§ **TO BE DONE**: Reproduce the listing below exactly. Pictures do not belong in the copy.

----- STORED ROWS -----

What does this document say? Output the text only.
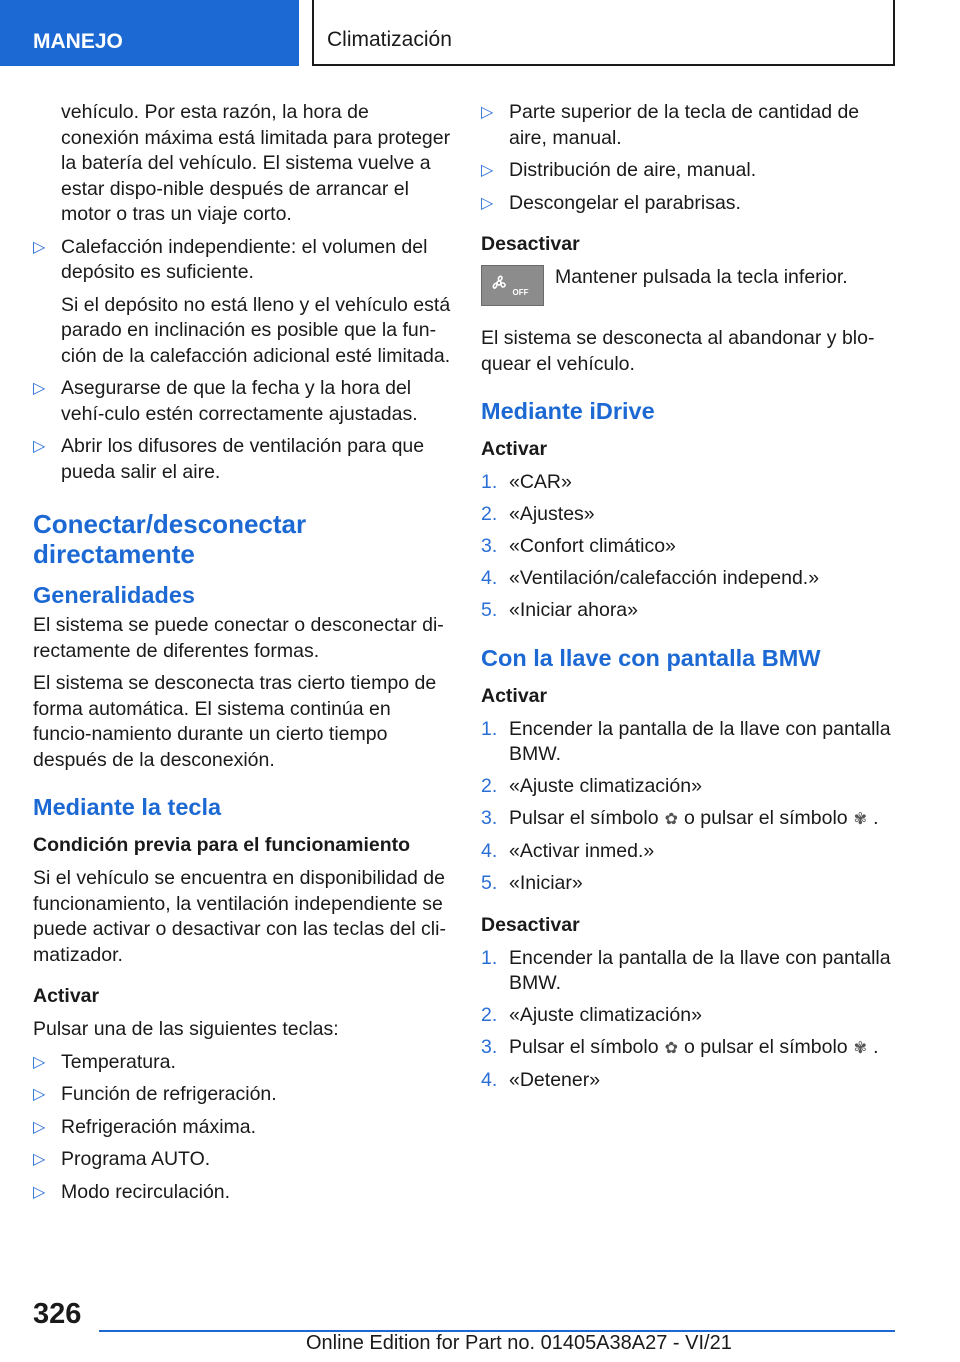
MANEJO	Climatización
vehículo. Por esta razón, la hora de conexión máxima está limitada para proteger la batería del vehículo. El sistema vuelve a estar dispo-nible después de arrancar el motor o tras un viaje corto.
▷ Calefacción independiente: el volumen del depósito es suficiente.
Si el depósito no está lleno y el vehículo está parado en inclinación es posible que la fun-ción de la calefacción adicional esté limitada.
▷ Asegurarse de que la fecha y la hora del vehí-culo estén correctamente ajustadas.
▷ Abrir los difusores de ventilación para que pueda salir el aire.
Conectar/desconectar directamente
Generalidades
El sistema se puede conectar o desconectar di-rectamente de diferentes formas.
El sistema se desconecta tras cierto tiempo de forma automática. El sistema continúa en funcio-namiento durante un cierto tiempo después de la desconexión.
Mediante la tecla
Condición previa para el funcionamiento
Si el vehículo se encuentra en disponibilidad de funcionamiento, la ventilación independiente se puede activar o desactivar con las teclas del cli-matizador.
Activar
Pulsar una de las siguientes teclas:
▷ Temperatura.
▷ Función de refrigeración.
▷ Refrigeración máxima.
▷ Programa AUTO.
▷ Modo recirculación.
▷ Parte superior de la tecla de cantidad de aire, manual.
▷ Distribución de aire, manual.
▷ Descongelar el parabrisas.
Desactivar
OFF
Mantener pulsada la tecla inferior.
El sistema se desconecta al abandonar y blo-quear el vehículo.
Mediante iDrive
Activar
1. «CAR»
2. «Ajustes»
3. «Confort climático»
4. «Ventilación/calefacción independ.»
5. «Iniciar ahora»
Con la llave con pantalla BMW
Activar
1. Encender la pantalla de la llave con pantalla BMW.
2. «Ajuste climatización»
3. Pulsar el símbolo ✿ o pulsar el símbolo ✾ .
4. «Activar inmed.»
5. «Iniciar»
Desactivar
1. Encender la pantalla de la llave con pantalla BMW.
2. «Ajuste climatización»
3. Pulsar el símbolo ✿ o pulsar el símbolo ✾ .
4. «Detener»
326
Online Edition for Part no. 01405A38A27 - VI/21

-----

§ **RESULT**:
What does this document say? Output the text only.
MANEJO	Climatización
vehículo. Por esta razón, la hora de conexión máxima está limitada para proteger la batería del vehículo. El sistema vuelve a estar dispo-nible después de arrancar el motor o tras un viaje corto.
▷ Calefacción independiente: el volumen del depósito es suficiente.
Si el depósito no está lleno y el vehículo está parado en inclinación es posible que la fun-ción de la calefacción adicional esté limitada.
▷ Asegurarse de que la fecha y la hora del vehí-culo estén correctamente ajustadas.
▷ Abrir los difusores de ventilación para que pueda salir el aire.
Conectar/desconectar directamente
Generalidades
El sistema se puede conectar o desconectar di-rectamente de diferentes formas.
El sistema se desconecta tras cierto tiempo de forma automática. El sistema continúa en funcio-namiento durante un cierto tiempo después de la desconexión.
Mediante la tecla
Condición previa para el funcionamiento
Si el vehículo se encuentra en disponibilidad de funcionamiento, la ventilación independiente se puede activar o desactivar con las teclas del cli-matizador.
Activar
Pulsar una de las siguientes teclas:
▷ Temperatura.
▷ Función de refrigeración.
▷ Refrigeración máxima.
▷ Programa AUTO.
▷ Modo recirculación.
▷ Parte superior de la tecla de cantidad de aire, manual.
▷ Distribución de aire, manual.
▷ Descongelar el parabrisas.
Desactivar
OFF
Mantener pulsada la tecla inferior.
El sistema se desconecta al abandonar y blo-quear el vehículo.
Mediante iDrive
Activar
1. «CAR»
2. «Ajustes»
3. «Confort climático»
4. «Ventilación/calefacción independ.»
5. «Iniciar ahora»
Con la llave con pantalla BMW
Activar
1. Encender la pantalla de la llave con pantalla BMW.
2. «Ajuste climatización»
3. Pulsar el símbolo ✿ o pulsar el símbolo ✾ .
4. «Activar inmed.»
5. «Iniciar»
Desactivar
1. Encender la pantalla de la llave con pantalla BMW.
2. «Ajuste climatización»
3. Pulsar el símbolo ✿ o pulsar el símbolo ✾ .
4. «Detener»
326
Online Edition for Part no. 01405A38A27 - VI/21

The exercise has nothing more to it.